Challenge: Turn the lines of the items below into a JSON list of strings, with each line as one string and blank lines omitted. Leave the pictures out of your answer.

──────── Available data

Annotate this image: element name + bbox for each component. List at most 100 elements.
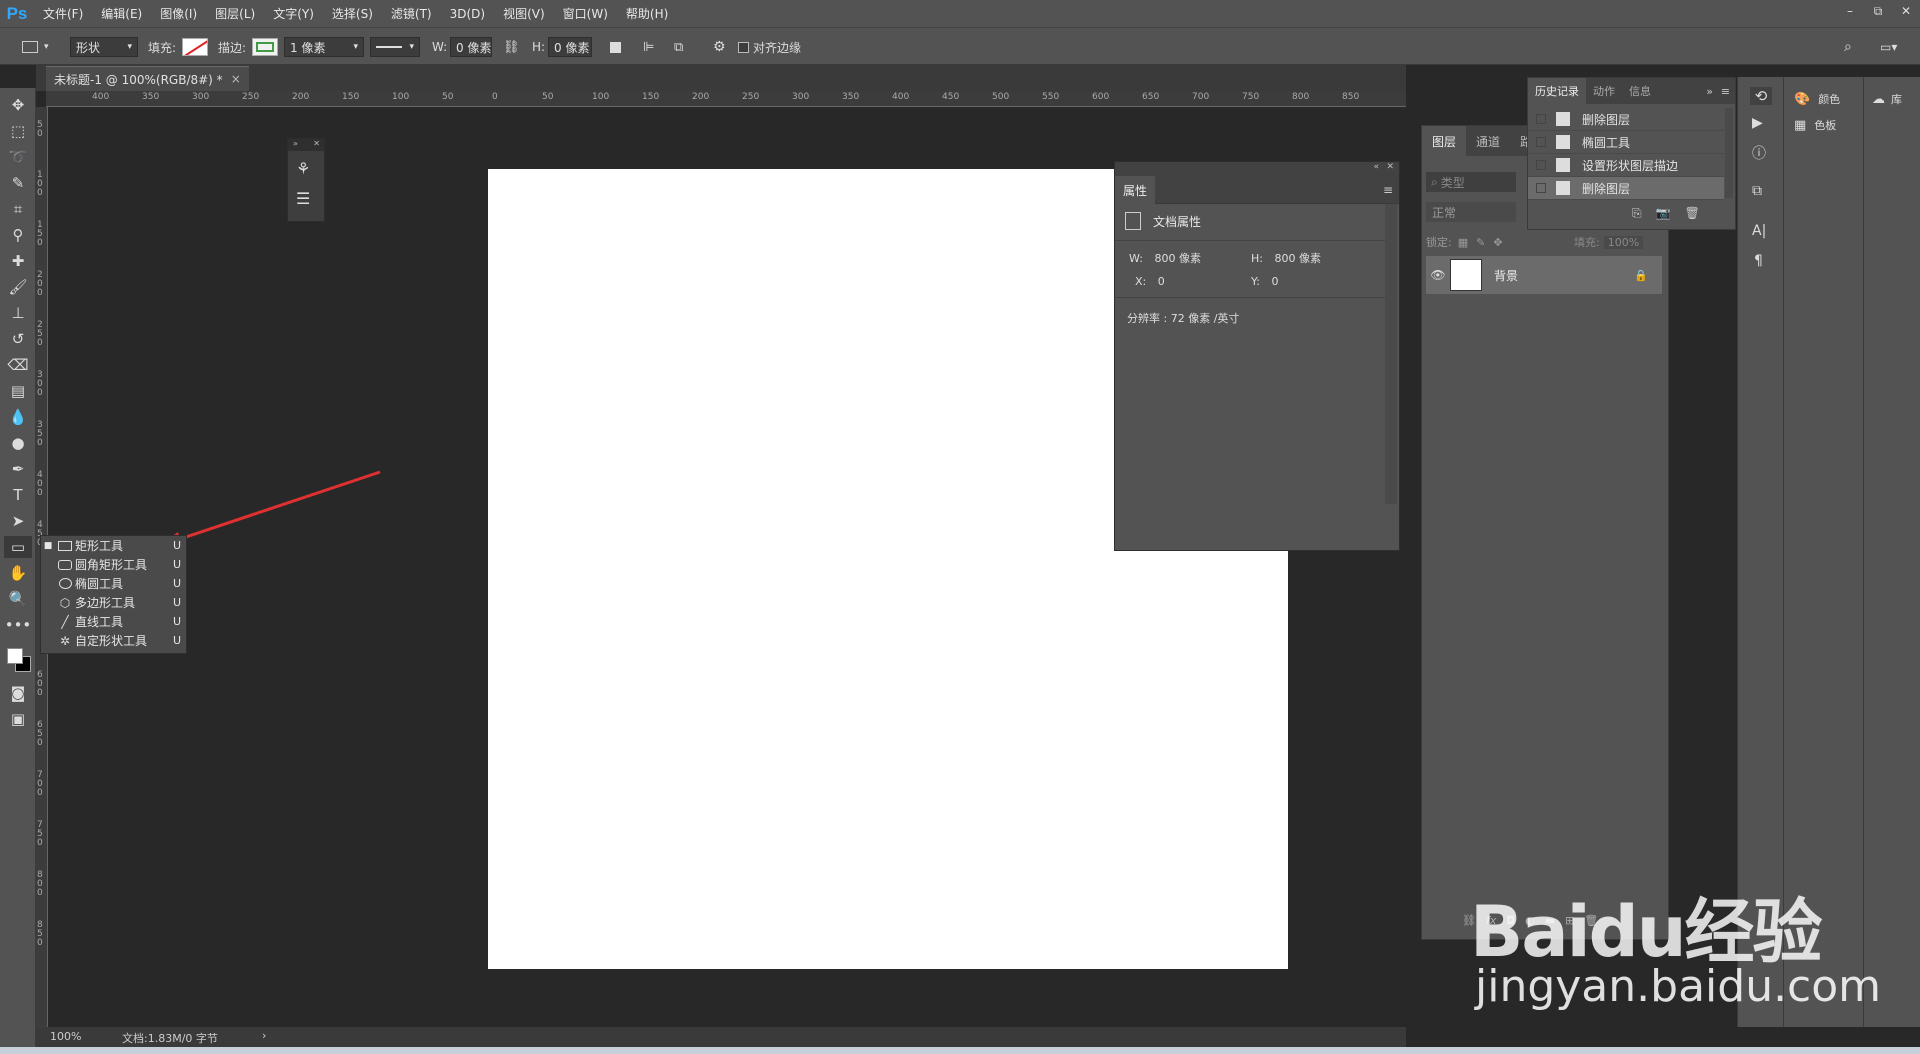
panel-menu-icon[interactable]: ≡ (1721, 85, 1730, 98)
path-operations-icon[interactable] (610, 41, 621, 53)
layer-row-background[interactable]: 👁 背景 🔒 (1426, 256, 1662, 294)
history-panel-icon[interactable]: ⟲ (1750, 87, 1772, 105)
history-item[interactable]: 删除图层 (1528, 108, 1724, 131)
flyout-item-custom-shape[interactable]: ✲ 自定形状工具 U (41, 631, 186, 650)
hand-tool-icon[interactable]: ✋ (4, 562, 32, 584)
history-item-selected[interactable]: 删除图层 (1528, 177, 1724, 200)
flyout-item-line[interactable]: ╱ 直线工具 U (41, 612, 186, 631)
collapse-icon[interactable]: » (293, 139, 298, 148)
menu-image[interactable]: 图像(I) (151, 5, 206, 22)
prop-x-value[interactable]: 0 (1158, 275, 1165, 288)
tab-info[interactable]: 信息 (1622, 83, 1658, 99)
stroke-width-field[interactable]: 1 像素 ▾ (284, 37, 364, 57)
history-checkbox[interactable] (1536, 137, 1546, 147)
tab-properties[interactable]: 属性 (1115, 176, 1155, 204)
menu-layer[interactable]: 图层(L) (206, 5, 264, 22)
paragraph-icon[interactable]: ¶ (1754, 253, 1763, 269)
play-icon[interactable]: ▶ (1752, 115, 1763, 131)
history-scrollbar[interactable] (1725, 108, 1733, 198)
menu-help[interactable]: 帮助(H) (617, 5, 677, 22)
history-item[interactable]: 椭圆工具 (1528, 131, 1724, 154)
menu-filter[interactable]: 滤镜(T) (382, 5, 441, 22)
prop-width-value[interactable]: 800 像素 (1154, 252, 1201, 265)
layer-fill-value[interactable]: 100% (1603, 235, 1644, 249)
flyout-item-polygon[interactable]: ⬡ 多边形工具 U (41, 593, 186, 612)
minimize-button[interactable]: – (1836, 0, 1864, 22)
zoom-tool-icon[interactable]: 🔍 (4, 588, 32, 610)
menu-type[interactable]: 文字(Y) (264, 5, 323, 22)
flyout-item-rounded-rectangle[interactable]: 圆角矩形工具 U (41, 555, 186, 574)
search-icon[interactable]: ⌕ (1844, 39, 1852, 55)
tab-actions[interactable]: 动作 (1586, 83, 1622, 99)
stamp-tool-icon[interactable]: ⊥ (4, 302, 32, 324)
eyedropper-tool-icon[interactable]: ⚲ (4, 224, 32, 246)
tab-history[interactable]: 历史记录 (1528, 78, 1586, 104)
stroke-type-select[interactable]: ▾ (370, 37, 420, 57)
foreground-color-swatch[interactable] (7, 648, 23, 664)
crop-tool-icon[interactable]: ⌗ (4, 198, 32, 220)
panel-menu-icon[interactable]: ≡ (1383, 183, 1393, 197)
height-field[interactable]: 0 像素 (548, 37, 592, 57)
color-swatches[interactable] (3, 644, 33, 674)
color-panel-button[interactable]: 🎨 颜色 (1794, 91, 1840, 107)
fill-swatch[interactable] (182, 38, 208, 56)
path-selection-tool-icon[interactable]: ➤ (4, 510, 32, 532)
lasso-tool-icon[interactable]: ➰ (4, 146, 32, 168)
new-document-from-state-icon[interactable]: ⎘ (1632, 206, 1642, 221)
brush-presets-icon[interactable]: ⚘ (296, 159, 310, 178)
close-window-button[interactable]: ✕ (1892, 0, 1920, 22)
history-checkbox[interactable] (1536, 160, 1546, 170)
chevron-right-icon[interactable]: › (262, 1029, 266, 1042)
move-tool-icon[interactable]: ✥ (4, 94, 32, 116)
layer-filter-select[interactable]: ⌕ 类型 (1426, 172, 1516, 192)
menu-view[interactable]: 视图(V) (494, 5, 554, 22)
lock-position-icon[interactable]: ✥ (1493, 236, 1502, 249)
width-field[interactable]: 0 像素 (450, 37, 492, 57)
history-brush-tool-icon[interactable]: ↺ (4, 328, 32, 350)
mode-select[interactable]: 形状 ▾ (70, 37, 138, 57)
quick-selection-tool-icon[interactable]: ✎ (4, 172, 32, 194)
more-tools-icon[interactable]: ••• (4, 614, 32, 636)
properties-scrollbar[interactable] (1385, 204, 1397, 504)
history-item[interactable]: 设置形状图层描边 (1528, 154, 1724, 177)
info-icon[interactable]: ⓘ (1752, 143, 1766, 163)
align-edges-checkbox[interactable] (738, 41, 749, 53)
camera-icon[interactable]: 📷 (1656, 206, 1671, 221)
trash-icon[interactable]: 🗑 (1685, 206, 1700, 221)
close-icon[interactable]: ✕ (1386, 162, 1394, 172)
flyout-item-rectangle[interactable]: ■ 矩形工具 U (41, 536, 186, 555)
screen-mode-icon[interactable]: ▣ (4, 708, 32, 730)
type-tool-icon[interactable]: T (4, 484, 32, 506)
expand-icon[interactable]: » (1706, 85, 1713, 98)
menu-select[interactable]: 选择(S) (323, 5, 382, 22)
quick-mask-icon[interactable]: ◙ (4, 682, 32, 704)
marquee-tool-icon[interactable]: ⬚ (4, 120, 32, 142)
tab-layers[interactable]: 图层 (1422, 126, 1467, 156)
prop-y-value[interactable]: 0 (1271, 275, 1278, 288)
collapse-icon[interactable]: « (1373, 162, 1379, 172)
lock-pixels-icon[interactable]: ▦ (1458, 236, 1468, 249)
gradient-tool-icon[interactable]: ▤ (4, 380, 32, 402)
rectangle-tool-icon[interactable]: ▭ (4, 536, 32, 558)
history-checkbox[interactable] (1536, 183, 1546, 193)
character-icon[interactable]: A| (1752, 223, 1766, 239)
workspace-icon[interactable]: ▭▾ (1880, 40, 1897, 54)
healing-brush-tool-icon[interactable]: ✚ (4, 250, 32, 272)
swatches-panel-button[interactable]: ▦ 色板 (1794, 117, 1836, 133)
blur-tool-icon[interactable]: 💧 (4, 406, 32, 428)
adjustments-icon[interactable]: ☰ (296, 189, 310, 208)
eye-icon[interactable]: 👁 (1426, 268, 1450, 282)
libraries-panel-button[interactable]: ☁ 库 (1872, 91, 1902, 107)
close-tab-button[interactable]: × (231, 72, 241, 86)
gear-icon[interactable]: ⚙ (713, 39, 726, 55)
stroke-swatch[interactable] (252, 38, 278, 56)
link-icon[interactable]: ⛓ (503, 40, 520, 55)
prop-height-value[interactable]: 800 像素 (1274, 252, 1321, 265)
menu-3d[interactable]: 3D(D) (441, 7, 494, 21)
eraser-tool-icon[interactable]: ⌫ (4, 354, 32, 376)
menu-edit[interactable]: 编辑(E) (92, 5, 151, 22)
zoom-level[interactable]: 100% (50, 1030, 81, 1043)
tool-preset-picker[interactable]: ▾ (22, 37, 49, 57)
brush-tool-icon[interactable]: 🖌 (4, 276, 32, 298)
close-icon[interactable]: ✕ (313, 139, 320, 148)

────────────────

Answer to the task:
[
  "Annotate this image: element name + bbox for each component. List at most 100 elements.",
  "panel-menu-icon[interactable]: ≡ (1721, 85, 1730, 98)",
  "path-operations-icon[interactable] (610, 41, 621, 53)",
  "layer-row-background[interactable]: 👁 背景 🔒 (1426, 256, 1662, 294)",
  "history-panel-icon[interactable]: ⟲ (1750, 87, 1772, 105)",
  "history-item[interactable]: 删除图层 (1528, 108, 1724, 131)",
  "flyout-item-custom-shape[interactable]: ✲ 自定形状工具 U (41, 631, 186, 650)",
  "hand-tool-icon[interactable]: ✋ (4, 562, 32, 584)",
  "history-item-selected[interactable]: 删除图层 (1528, 177, 1724, 200)",
  "flyout-item-line[interactable]: ╱ 直线工具 U (41, 612, 186, 631)",
  "collapse-icon[interactable]: » (293, 139, 298, 148)",
  "menu-image[interactable]: 图像(I) (151, 5, 206, 22)",
  "prop-x-value[interactable]: 0 (1158, 275, 1165, 288)",
  "tab-info[interactable]: 信息 (1622, 83, 1658, 99)",
  "stroke-width-field[interactable]: 1 像素 ▾ (284, 37, 364, 57)",
  "history-checkbox[interactable] (1536, 137, 1546, 147)",
  "tab-properties[interactable]: 属性 (1115, 176, 1155, 204)",
  "menu-layer[interactable]: 图层(L) (206, 5, 264, 22)",
  "paragraph-icon[interactable]: ¶ (1754, 253, 1763, 269)",
  "play-icon[interactable]: ▶ (1752, 115, 1763, 131)",
  "history-scrollbar[interactable] (1725, 108, 1733, 198)",
  "menu-help[interactable]: 帮助(H) (617, 5, 677, 22)",
  "history-item[interactable]: 椭圆工具 (1528, 131, 1724, 154)",
  "menu-filter[interactable]: 滤镜(T) (382, 5, 441, 22)",
  "prop-width-value[interactable]: 800 像素 (1154, 252, 1201, 265)",
  "layer-fill-value[interactable]: 100% (1603, 235, 1644, 249)",
  "flyout-item-polygon[interactable]: ⬡ 多边形工具 U (41, 593, 186, 612)",
  "minimize-button[interactable]: – (1836, 0, 1864, 22)",
  "zoom-tool-icon[interactable]: 🔍 (4, 588, 32, 610)",
  "menu-type[interactable]: 文字(Y) (264, 5, 323, 22)",
  "flyout-item-rounded-rectangle[interactable]: 圆角矩形工具 U (41, 555, 186, 574)",
  "search-icon[interactable]: ⌕ (1844, 39, 1852, 55)",
  "tab-actions[interactable]: 动作 (1586, 83, 1622, 99)",
  "stamp-tool-icon[interactable]: ⊥ (4, 302, 32, 324)",
  "eyedropper-tool-icon[interactable]: ⚲ (4, 224, 32, 246)",
  "tab-history[interactable]: 历史记录 (1528, 78, 1586, 104)",
  "stroke-type-select[interactable]: ▾ (370, 37, 420, 57)",
  "foreground-color-swatch[interactable] (7, 648, 23, 664)",
  "crop-tool-icon[interactable]: ⌗ (4, 198, 32, 220)",
  "panel-menu-icon[interactable]: ≡ (1383, 183, 1393, 197)",
  "height-field[interactable]: 0 像素 (548, 37, 592, 57)",
  "color-swatches[interactable] (3, 644, 33, 674)",
  "color-panel-button[interactable]: 🎨 颜色 (1794, 91, 1840, 107)",
  "fill-swatch[interactable] (182, 38, 208, 56)",
  "path-selection-tool-icon[interactable]: ➤ (4, 510, 32, 532)",
  "lasso-tool-icon[interactable]: ➰ (4, 146, 32, 168)",
  "new-document-from-state-icon[interactable]: ⎘ (1632, 206, 1642, 221)",
  "brush-presets-icon[interactable]: ⚘ (296, 159, 310, 178)",
  "close-window-button[interactable]: ✕ (1892, 0, 1920, 22)",
  "history-checkbox[interactable] (1536, 160, 1546, 170)",
  "chevron-right-icon[interactable]: › (262, 1029, 266, 1042)",
  "move-tool-icon[interactable]: ✥ (4, 94, 32, 116)",
  "layer-filter-select[interactable]: ⌕ 类型 (1426, 172, 1516, 192)",
  "menu-view[interactable]: 视图(V) (494, 5, 554, 22)",
  "lock-position-icon[interactable]: ✥ (1493, 236, 1502, 249)",
  "width-field[interactable]: 0 像素 (450, 37, 492, 57)",
  "history-brush-tool-icon[interactable]: ↺ (4, 328, 32, 350)",
  "mode-select[interactable]: 形状 ▾ (70, 37, 138, 57)",
  "quick-selection-tool-icon[interactable]: ✎ (4, 172, 32, 194)",
  "more-tools-icon[interactable]: ••• (4, 614, 32, 636)",
  "properties-scrollbar[interactable] (1385, 204, 1397, 504)",
  "history-item[interactable]: 设置形状图层描边 (1528, 154, 1724, 177)",
  "info-icon[interactable]: ⓘ (1752, 143, 1766, 163)",
  "align-edges-checkbox[interactable] (738, 41, 749, 53)",
  "camera-icon[interactable]: 📷 (1656, 206, 1671, 221)",
  "trash-icon[interactable]: 🗑 (1685, 206, 1700, 221)",
  "close-icon[interactable]: ✕ (1386, 162, 1394, 172)",
  "flyout-item-rectangle[interactable]: ■ 矩形工具 U (41, 536, 186, 555)",
  "screen-mode-icon[interactable]: ▣ (4, 708, 32, 730)",
  "type-tool-icon[interactable]: T (4, 484, 32, 506)",
  "expand-icon[interactable]: » (1706, 85, 1713, 98)",
  "menu-select[interactable]: 选择(S) (323, 5, 382, 22)",
  "quick-mask-icon[interactable]: ◙ (4, 682, 32, 704)",
  "marquee-tool-icon[interactable]: ⬚ (4, 120, 32, 142)",
  "tab-layers[interactable]: 图层 (1422, 126, 1467, 156)",
  "prop-y-value[interactable]: 0 (1271, 275, 1278, 288)",
  "collapse-icon[interactable]: « (1373, 162, 1379, 172)",
  "lock-pixels-icon[interactable]: ▦ (1458, 236, 1468, 249)",
  "gradient-tool-icon[interactable]: ▤ (4, 380, 32, 402)",
  "rectangle-tool-icon[interactable]: ▭ (4, 536, 32, 558)",
  "history-checkbox[interactable] (1536, 183, 1546, 193)",
  "character-icon[interactable]: A| (1752, 223, 1766, 239)",
  "workspace-icon[interactable]: ▭▾ (1880, 40, 1897, 54)",
  "healing-brush-tool-icon[interactable]: ✚ (4, 250, 32, 272)",
  "swatches-panel-button[interactable]: ▦ 色板 (1794, 117, 1836, 133)",
  "blur-tool-icon[interactable]: 💧 (4, 406, 32, 428)",
  "adjustments-icon[interactable]: ☰ (296, 189, 310, 208)",
  "eye-icon[interactable]: 👁 (1426, 268, 1450, 282)",
  "libraries-panel-button[interactable]: ☁ 库 (1872, 91, 1902, 107)",
  "close-tab-button[interactable]: × (231, 72, 241, 86)",
  "gear-icon[interactable]: ⚙ (713, 39, 726, 55)",
  "stroke-swatch[interactable] (252, 38, 278, 56)",
  "link-icon[interactable]: ⛓ (503, 40, 520, 55)",
  "prop-height-value[interactable]: 800 像素 (1274, 252, 1321, 265)",
  "menu-3d[interactable]: 3D(D) (441, 7, 494, 21)",
  "eraser-tool-icon[interactable]: ⌫ (4, 354, 32, 376)",
  "menu-edit[interactable]: 编辑(E) (92, 5, 151, 22)",
  "zoom-level[interactable]: 100% (50, 1030, 81, 1043)",
  "tool-preset-picker[interactable]: ▾ (22, 37, 49, 57)",
  "brush-tool-icon[interactable]: 🖌 (4, 276, 32, 298)",
  "close-icon[interactable]: ✕ (313, 139, 320, 148)"
]